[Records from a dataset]
-*-*-

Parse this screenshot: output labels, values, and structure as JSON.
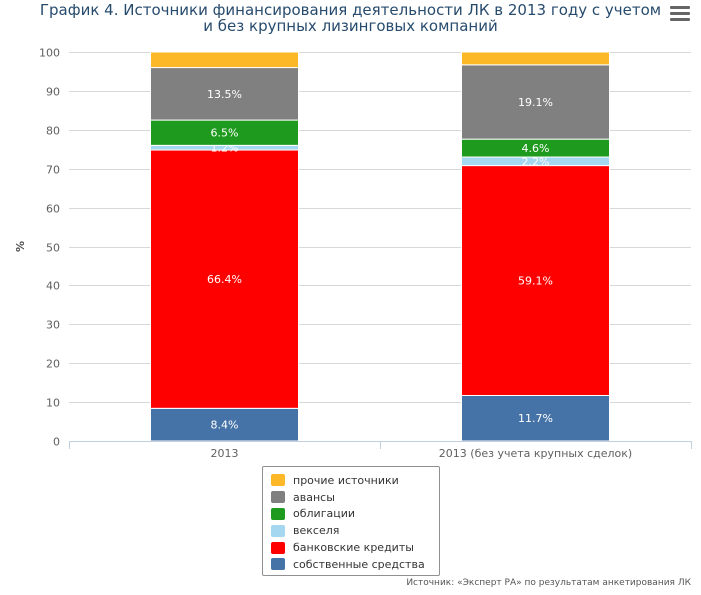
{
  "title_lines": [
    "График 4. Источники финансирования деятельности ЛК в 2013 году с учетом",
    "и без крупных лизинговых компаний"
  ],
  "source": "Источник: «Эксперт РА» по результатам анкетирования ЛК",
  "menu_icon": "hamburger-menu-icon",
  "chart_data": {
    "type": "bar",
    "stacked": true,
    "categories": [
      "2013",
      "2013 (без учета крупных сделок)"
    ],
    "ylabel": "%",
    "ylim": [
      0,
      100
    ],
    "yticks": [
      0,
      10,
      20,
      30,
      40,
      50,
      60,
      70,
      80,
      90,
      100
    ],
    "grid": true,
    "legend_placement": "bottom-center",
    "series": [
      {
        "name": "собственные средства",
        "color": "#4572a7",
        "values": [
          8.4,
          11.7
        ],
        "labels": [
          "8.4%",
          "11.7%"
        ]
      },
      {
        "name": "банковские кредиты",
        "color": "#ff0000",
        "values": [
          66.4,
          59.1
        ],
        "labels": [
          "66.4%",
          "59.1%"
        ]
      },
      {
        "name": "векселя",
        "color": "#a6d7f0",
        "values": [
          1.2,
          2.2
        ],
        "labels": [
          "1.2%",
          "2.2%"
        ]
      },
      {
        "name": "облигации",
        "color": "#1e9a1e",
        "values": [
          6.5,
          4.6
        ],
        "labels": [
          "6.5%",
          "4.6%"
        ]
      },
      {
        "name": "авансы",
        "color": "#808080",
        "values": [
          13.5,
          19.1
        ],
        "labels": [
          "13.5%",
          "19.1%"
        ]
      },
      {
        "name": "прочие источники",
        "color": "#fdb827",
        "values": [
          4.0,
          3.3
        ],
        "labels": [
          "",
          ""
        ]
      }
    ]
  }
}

-*-*-

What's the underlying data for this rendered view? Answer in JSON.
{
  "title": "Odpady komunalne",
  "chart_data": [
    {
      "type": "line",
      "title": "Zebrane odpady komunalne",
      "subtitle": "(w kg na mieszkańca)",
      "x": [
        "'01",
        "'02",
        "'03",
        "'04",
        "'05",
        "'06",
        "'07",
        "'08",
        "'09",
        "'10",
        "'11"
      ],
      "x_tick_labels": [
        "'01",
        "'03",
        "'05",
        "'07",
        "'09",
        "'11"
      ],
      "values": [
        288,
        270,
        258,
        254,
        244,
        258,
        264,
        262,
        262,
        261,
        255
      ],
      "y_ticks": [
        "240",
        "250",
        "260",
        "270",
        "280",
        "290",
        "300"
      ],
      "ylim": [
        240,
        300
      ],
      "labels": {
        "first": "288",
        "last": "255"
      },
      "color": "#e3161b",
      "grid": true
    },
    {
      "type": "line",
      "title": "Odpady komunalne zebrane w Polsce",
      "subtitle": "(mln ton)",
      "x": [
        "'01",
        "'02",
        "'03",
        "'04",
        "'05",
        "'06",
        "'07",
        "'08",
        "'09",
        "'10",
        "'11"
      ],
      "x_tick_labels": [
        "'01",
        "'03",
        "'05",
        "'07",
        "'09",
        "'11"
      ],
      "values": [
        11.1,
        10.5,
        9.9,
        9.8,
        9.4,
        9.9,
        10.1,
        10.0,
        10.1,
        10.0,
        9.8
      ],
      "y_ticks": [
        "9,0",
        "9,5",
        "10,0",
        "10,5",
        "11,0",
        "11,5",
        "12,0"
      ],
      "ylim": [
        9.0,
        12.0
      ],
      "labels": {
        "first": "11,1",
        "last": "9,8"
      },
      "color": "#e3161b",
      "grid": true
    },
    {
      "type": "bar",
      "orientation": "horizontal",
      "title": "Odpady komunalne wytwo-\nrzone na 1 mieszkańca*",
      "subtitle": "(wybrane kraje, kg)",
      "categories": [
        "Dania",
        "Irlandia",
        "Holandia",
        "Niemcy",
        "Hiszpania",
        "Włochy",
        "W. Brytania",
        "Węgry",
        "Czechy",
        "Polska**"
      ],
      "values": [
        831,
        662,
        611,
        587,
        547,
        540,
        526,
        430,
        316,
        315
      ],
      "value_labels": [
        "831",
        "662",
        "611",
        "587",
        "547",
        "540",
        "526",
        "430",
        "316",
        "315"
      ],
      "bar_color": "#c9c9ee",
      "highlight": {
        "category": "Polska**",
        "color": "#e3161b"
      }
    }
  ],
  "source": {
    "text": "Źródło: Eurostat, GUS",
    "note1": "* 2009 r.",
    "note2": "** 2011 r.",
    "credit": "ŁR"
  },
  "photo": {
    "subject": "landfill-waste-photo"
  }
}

-*-*-

- Written problem: Locate each line with the word "this" and copy it.

- Exercise response:
Parse this screenshot: output labels, values, and structure as JSON.
What's the underlying data for this rendered view? Answer in JSON.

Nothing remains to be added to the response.